## Aufgaben
1 - Nennen Sie alle Gewürze, die europäische Schiffe laut dem Text über die Piraterie auf den Gewürzinseln der Molukken holten.
2 - Führen Sie den Text über die Piraterie im Anschluss an seinen letzten Satz weiter.

## Ausgangstext

Augen und Beine gingen verloren. Solche Berufsrisiken deckten
die Piraten durch einen grösseren Anteil an der Beute ab.
Wer beispielsweise im Kampf ein Auge verlor, erhielt einen
Sklaven mehr. Oft wurde das gekaperte Schiff für die Zwecke der
Piraterie weiterverwendet, manchmal einfach versenkt. Der
besiegten Mannschaft wurde zuweilen grosszügig gestattet, auf
Rettungsbooten weiterzufahren - oder sie wurde auf einer öden
Insel ausgesetzt. Wer sich jedoch den Piraten anschliessen
wollte, war immer willkommen.
Die
Beute wurde nach einem genauen Schema aufgeteilt. Jeder konnte
über seinen Anteil verfügen, wie er wollte, ihn verkaufen oder
horten, verspielen oder verstecken. Erbeutete Nahrungsmittel
wurden in langen Festen verzehrt, Schnaps und Rum in
ausgedehnten Saufgelagen getrunken. Die Ruhezeit verbrachten die
rauhen Seeleute an Land mit Festen und Gelagen, Frauen und
Freuden. Zuweilen wohl auch in Misere und Not, wenn das Jagdglück
ausblieb oder das Schiff zerstört war.
Im
Indischen Ozean existierte die Piraterei seit Jahrhunderten,
seit die chinesischen Dschunken nach Indien und gar nach
Ostafrika kamen, seit die moslemischen Kapitäne zwischen
Aden, Zansibar und Indien verkehrten und seit indische Schiffe
mit dem Monsun nach Westen kamen und Monate später wieder
nach Indien zurückkehrten. Arabische, persische und indische
Piraten unterhielten einen florierenden Parallelmarkt mit
erbeuteten Gewürzen. Marco Polo berichtet, dass die Piraten
nach Socotra kamen, um ihre Beute zu verkaufen.
Aber
auch die reichbeladenen persischen und indischen Pilgerschiffe
auf ihrem Weg nach Mekka waren vor den Piraten nicht sicher.
1488
umrundete Bartolomeu Diaz das Kap der Guten Hoffnung: somit war
die Gewürzroute offen.
Die
europäischen Schiffe holten auf den Gewürzinseln der
Molukken (Indonesien) Pfeffer, Muskat, Nelken und Ingwer. Aus
Ceylon kam Zimt, Reis aus Indien, Tee und Zuckerrohr aus China.
Aber auch Indigo, Salpeter, Moschus, Gold, Edelsteine und Kupfer
wurden nach Europa transportiert. Von der Malabarküste (Westküste
Indiens) kamen Baumwolltücher, damals eine Neuheit in Europa,
aus Bengalen stammten Seidentücher, die Coromandelküste (Südostküste
Indiens) lieferte ebenfalls Stoffe.

## Datenabschnitt

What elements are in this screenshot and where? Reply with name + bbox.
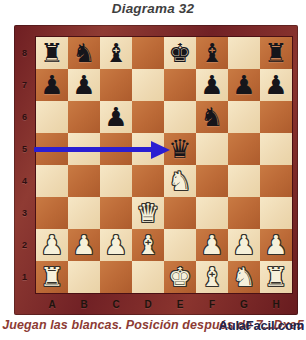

## Lösungen
1 - Die europäischen Schiffe holten dort Pfeffer, Muskat, Nelken und Ingwer.

2 -
Die
Schiffe hingen von den Winden ab. Sie starteten von Januar bis
Mai in Europa, stachen weit in den Atlantik hinaus bis vor die Küste
Südamerikas, umrundeten das Kap der Guten Hoffnung und fuhren
entlang der ostafrikanischen Küste nach Norden. Die Portugiesen
nutzten im 18. Jahrhundert den Kanal von Mozambique und machten
auf den Komoreninseln Zwischenhalt, wo auch persische und
arabische Schiffe hinkamen. Die Franzosen hingegen hielten sich
mehr östlich von Madagaskar und legten auf den Inseln der
Maskarenen ihre Zwischenhalte ein. (Bourbon (La Réunion) wurde
ab 1662 von französischen Siedlern besetzt; Mauritius war
von 1598 bis 1712 holländisch; dann ohne Bewohner und wurde
ab 1721 von Siedlern aus Bourbon bevölkert, die ihr den
Namen Ile de France gaben).
Bis
zum Oktober schob der südwestliche Monsunwind die
Handelsschiffe nach Indien und Südostasien. Von dort starteten
sie im Januar, und mit dem aus Nordost wehenden Monsunwind im Rücken
segelten sie gegen Afrika und erreichten Europa mit einem Südostwind
entlang der westafrikanischen Küste.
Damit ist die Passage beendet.